DATA RECORDS:
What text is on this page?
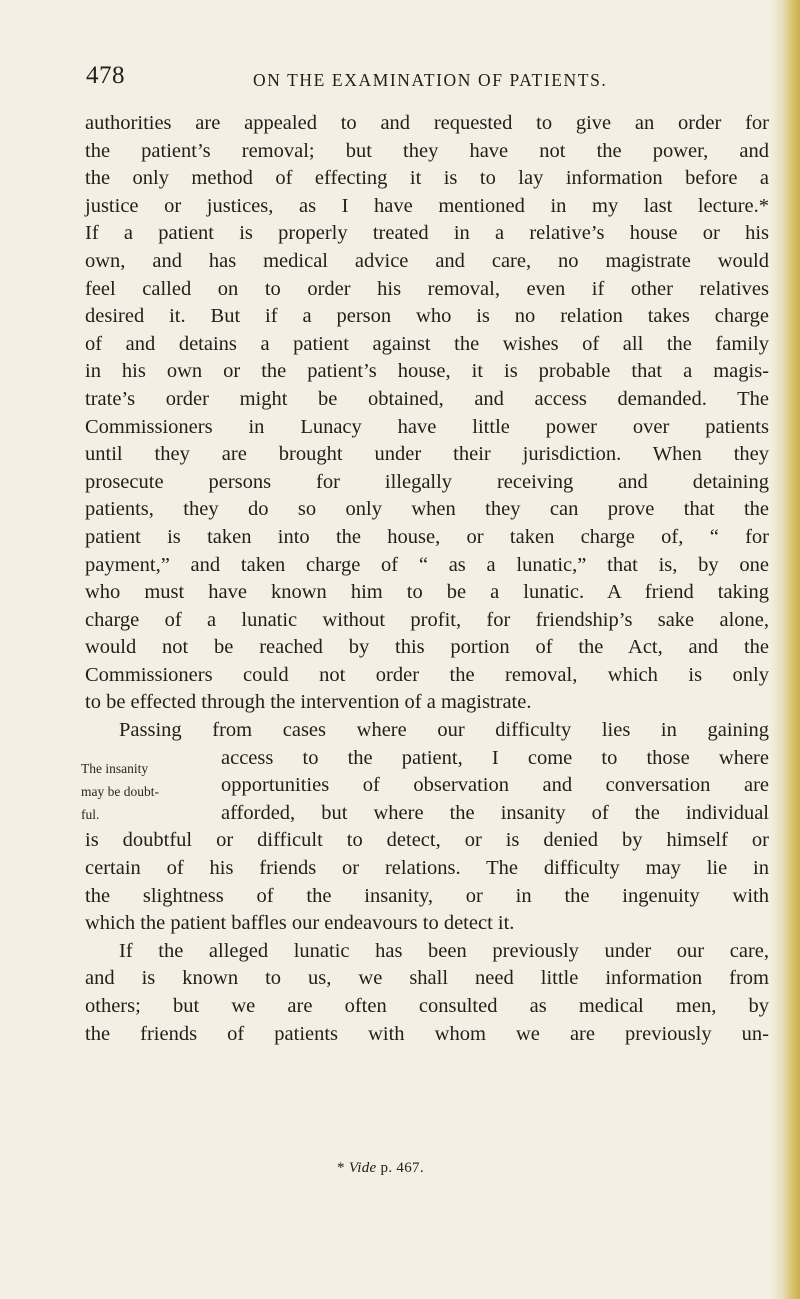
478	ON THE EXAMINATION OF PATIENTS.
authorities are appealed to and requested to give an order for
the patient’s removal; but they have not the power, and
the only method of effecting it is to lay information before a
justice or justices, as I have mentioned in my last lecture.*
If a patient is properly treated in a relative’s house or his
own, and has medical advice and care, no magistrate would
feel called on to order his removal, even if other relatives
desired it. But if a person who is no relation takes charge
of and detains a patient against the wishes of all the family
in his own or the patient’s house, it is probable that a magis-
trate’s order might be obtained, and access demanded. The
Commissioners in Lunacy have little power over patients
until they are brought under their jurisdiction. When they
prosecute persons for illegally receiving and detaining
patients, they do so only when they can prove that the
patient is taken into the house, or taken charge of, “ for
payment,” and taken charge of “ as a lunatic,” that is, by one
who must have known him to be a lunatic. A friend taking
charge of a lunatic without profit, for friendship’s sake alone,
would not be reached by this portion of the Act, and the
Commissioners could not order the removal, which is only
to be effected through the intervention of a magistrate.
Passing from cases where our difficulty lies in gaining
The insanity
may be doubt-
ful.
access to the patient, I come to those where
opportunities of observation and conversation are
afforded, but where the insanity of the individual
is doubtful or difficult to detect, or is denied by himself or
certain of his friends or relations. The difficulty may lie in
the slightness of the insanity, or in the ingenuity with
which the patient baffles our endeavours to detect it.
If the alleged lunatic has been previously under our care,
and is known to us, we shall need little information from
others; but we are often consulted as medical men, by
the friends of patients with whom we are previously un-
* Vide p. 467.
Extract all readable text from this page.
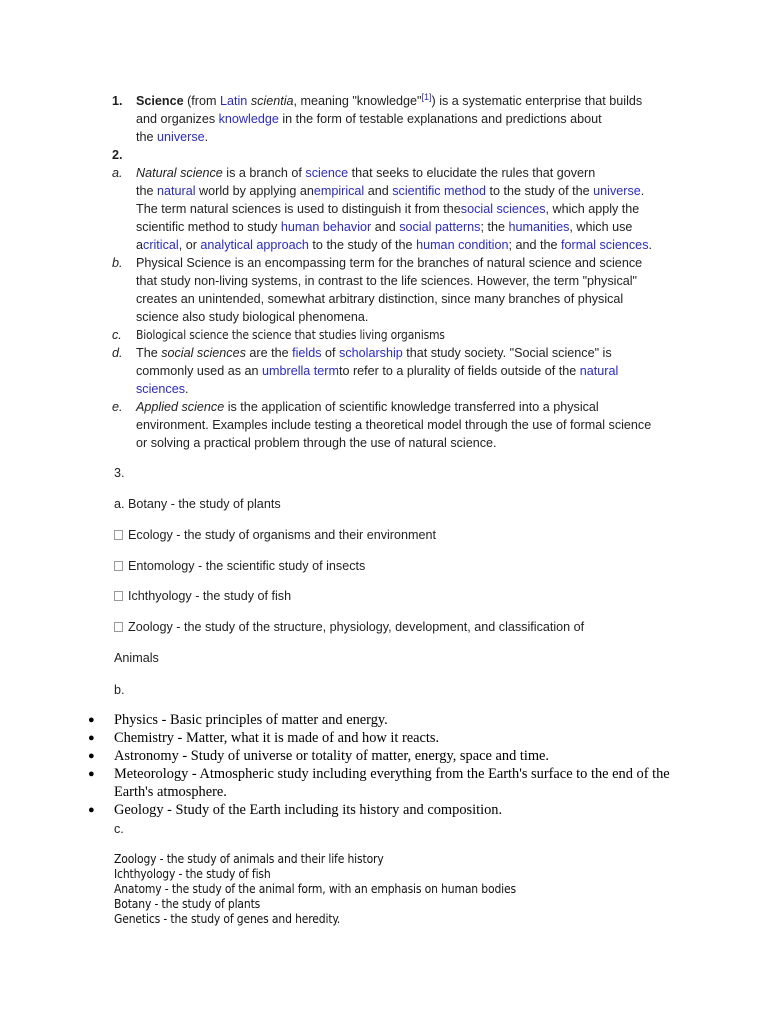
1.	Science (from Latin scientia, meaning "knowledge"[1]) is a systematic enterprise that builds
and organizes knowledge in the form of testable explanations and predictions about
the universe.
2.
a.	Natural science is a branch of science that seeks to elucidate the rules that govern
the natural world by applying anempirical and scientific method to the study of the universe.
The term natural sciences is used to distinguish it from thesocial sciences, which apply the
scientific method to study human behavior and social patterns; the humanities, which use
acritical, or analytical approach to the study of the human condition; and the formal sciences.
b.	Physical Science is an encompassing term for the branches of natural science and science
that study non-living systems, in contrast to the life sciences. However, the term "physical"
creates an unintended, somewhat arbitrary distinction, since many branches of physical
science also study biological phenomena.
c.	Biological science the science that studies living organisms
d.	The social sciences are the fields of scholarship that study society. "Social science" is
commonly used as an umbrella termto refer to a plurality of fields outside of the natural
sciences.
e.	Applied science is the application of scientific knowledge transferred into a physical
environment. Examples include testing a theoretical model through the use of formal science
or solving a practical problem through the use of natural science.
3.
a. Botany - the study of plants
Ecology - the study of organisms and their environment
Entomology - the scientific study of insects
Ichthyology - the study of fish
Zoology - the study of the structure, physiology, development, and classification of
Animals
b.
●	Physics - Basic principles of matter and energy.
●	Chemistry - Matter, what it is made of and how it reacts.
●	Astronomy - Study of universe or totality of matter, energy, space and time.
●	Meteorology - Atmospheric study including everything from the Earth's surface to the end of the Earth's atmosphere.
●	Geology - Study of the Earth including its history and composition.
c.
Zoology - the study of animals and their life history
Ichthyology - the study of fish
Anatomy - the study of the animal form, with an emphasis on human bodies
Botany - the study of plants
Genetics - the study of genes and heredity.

AIM OF THE EXERCISE:
Using the entries, count how many lines contain the string "through". Write only the number.

RESULT OF THE EXERCISE:
3